» Exercise material:
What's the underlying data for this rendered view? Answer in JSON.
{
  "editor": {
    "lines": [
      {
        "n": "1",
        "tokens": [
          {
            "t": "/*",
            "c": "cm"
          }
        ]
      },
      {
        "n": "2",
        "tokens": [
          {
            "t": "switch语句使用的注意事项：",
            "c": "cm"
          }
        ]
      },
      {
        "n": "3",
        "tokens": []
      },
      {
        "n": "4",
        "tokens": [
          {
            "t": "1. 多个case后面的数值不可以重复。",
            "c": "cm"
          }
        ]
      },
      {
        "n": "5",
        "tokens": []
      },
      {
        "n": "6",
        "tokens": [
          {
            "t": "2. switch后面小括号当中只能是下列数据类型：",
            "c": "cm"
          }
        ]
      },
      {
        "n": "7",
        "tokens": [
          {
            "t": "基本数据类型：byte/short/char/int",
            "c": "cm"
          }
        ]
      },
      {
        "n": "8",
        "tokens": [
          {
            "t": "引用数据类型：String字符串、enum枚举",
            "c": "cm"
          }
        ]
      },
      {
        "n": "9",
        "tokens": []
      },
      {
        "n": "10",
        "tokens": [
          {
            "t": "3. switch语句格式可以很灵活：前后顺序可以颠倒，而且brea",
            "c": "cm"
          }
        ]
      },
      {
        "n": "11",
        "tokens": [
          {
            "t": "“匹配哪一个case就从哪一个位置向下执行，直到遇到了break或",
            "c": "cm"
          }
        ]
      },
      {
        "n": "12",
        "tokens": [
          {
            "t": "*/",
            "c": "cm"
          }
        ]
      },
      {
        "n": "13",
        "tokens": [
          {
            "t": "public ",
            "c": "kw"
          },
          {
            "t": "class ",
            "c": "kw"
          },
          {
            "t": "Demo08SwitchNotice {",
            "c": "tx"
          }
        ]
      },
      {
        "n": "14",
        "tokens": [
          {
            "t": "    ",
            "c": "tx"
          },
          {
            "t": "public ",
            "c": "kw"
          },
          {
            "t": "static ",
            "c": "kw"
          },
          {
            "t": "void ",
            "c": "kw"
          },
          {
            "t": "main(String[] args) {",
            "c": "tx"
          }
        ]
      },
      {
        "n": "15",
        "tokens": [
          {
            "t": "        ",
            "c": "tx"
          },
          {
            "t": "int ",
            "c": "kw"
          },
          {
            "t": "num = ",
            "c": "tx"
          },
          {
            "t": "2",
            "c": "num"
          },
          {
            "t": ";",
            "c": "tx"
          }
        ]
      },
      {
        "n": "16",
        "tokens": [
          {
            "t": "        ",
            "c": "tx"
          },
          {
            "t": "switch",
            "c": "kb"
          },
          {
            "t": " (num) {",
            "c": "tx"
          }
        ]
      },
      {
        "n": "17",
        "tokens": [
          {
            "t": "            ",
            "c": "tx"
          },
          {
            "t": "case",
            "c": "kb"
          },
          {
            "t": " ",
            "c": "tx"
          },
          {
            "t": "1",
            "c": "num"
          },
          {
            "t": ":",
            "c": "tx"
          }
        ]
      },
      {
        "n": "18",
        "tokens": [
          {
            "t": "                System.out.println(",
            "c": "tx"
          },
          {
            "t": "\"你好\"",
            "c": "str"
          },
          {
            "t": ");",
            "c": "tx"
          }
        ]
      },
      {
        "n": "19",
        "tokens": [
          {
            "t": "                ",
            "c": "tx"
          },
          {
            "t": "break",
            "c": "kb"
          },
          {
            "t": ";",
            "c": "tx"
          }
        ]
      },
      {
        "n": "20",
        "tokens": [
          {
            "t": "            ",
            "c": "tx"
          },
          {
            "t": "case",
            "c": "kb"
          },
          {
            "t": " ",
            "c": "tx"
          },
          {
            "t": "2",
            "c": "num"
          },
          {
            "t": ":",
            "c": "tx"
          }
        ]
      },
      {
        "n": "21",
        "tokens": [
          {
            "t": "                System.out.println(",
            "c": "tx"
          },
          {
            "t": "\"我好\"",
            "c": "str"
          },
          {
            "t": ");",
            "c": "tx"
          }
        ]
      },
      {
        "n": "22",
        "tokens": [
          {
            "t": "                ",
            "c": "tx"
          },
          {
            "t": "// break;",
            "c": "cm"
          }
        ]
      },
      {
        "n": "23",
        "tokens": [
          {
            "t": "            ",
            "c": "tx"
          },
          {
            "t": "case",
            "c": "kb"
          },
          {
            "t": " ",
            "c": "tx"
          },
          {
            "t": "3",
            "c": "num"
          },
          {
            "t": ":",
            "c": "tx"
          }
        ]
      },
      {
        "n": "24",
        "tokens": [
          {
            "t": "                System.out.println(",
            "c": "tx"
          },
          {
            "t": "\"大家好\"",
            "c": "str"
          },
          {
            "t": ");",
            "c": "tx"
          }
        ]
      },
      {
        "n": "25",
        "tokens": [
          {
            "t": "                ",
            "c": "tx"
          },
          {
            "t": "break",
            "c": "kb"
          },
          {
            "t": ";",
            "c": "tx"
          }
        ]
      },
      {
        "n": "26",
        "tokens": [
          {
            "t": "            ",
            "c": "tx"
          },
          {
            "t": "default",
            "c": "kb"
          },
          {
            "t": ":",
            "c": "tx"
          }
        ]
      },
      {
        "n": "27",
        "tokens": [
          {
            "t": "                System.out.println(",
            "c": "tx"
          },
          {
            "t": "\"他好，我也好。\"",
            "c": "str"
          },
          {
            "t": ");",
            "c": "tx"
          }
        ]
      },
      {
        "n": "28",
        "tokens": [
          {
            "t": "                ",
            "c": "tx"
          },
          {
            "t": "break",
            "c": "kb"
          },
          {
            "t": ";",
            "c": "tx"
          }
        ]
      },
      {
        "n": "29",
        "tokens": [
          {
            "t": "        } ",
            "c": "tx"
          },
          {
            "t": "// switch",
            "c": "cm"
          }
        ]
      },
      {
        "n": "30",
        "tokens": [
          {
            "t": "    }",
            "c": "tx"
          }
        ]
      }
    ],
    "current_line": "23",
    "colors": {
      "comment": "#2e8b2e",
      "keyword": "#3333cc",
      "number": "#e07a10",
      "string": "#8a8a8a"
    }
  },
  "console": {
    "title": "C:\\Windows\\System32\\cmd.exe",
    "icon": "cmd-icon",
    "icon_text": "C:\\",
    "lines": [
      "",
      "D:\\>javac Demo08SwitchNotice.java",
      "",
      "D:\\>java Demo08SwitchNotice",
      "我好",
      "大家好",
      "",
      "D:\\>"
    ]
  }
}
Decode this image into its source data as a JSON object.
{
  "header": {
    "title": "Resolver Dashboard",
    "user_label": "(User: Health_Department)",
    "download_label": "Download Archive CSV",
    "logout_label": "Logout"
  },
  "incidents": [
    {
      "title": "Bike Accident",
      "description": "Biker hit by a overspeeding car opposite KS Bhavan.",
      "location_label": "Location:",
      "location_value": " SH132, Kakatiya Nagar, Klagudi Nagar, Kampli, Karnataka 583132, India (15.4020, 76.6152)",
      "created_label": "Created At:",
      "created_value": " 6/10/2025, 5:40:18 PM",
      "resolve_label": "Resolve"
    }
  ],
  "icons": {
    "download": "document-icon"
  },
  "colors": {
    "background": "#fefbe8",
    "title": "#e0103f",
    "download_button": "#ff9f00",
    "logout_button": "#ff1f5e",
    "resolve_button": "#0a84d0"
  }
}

» What the task asks: Look above for the line containing "Decode this image"; copy from it through the last line, exactly, and nothing more.

» Output of the task:
Decode this image into its source data as a JSON object.
{
  "header": {
    "title": "Resolver Dashboard",
    "user_label": "(User: Health_Department)",
    "download_label": "Download Archive CSV",
    "logout_label": "Logout"
  },
  "incidents": [
    {
      "title": "Bike Accident",
      "description": "Biker hit by a overspeeding car opposite KS Bhavan.",
      "location_label": "Location:",
      "location_value": " SH132, Kakatiya Nagar, Klagudi Nagar, Kampli, Karnataka 583132, India (15.4020, 76.6152)",
      "created_label": "Created At:",
      "created_value": " 6/10/2025, 5:40:18 PM",
      "resolve_label": "Resolve"
    }
  ],
  "icons": {
    "download": "document-icon"
  },
  "colors": {
    "background": "#fefbe8",
    "title": "#e0103f",
    "download_button": "#ff9f00",
    "logout_button": "#ff1f5e",
    "resolve_button": "#0a84d0"
  }
}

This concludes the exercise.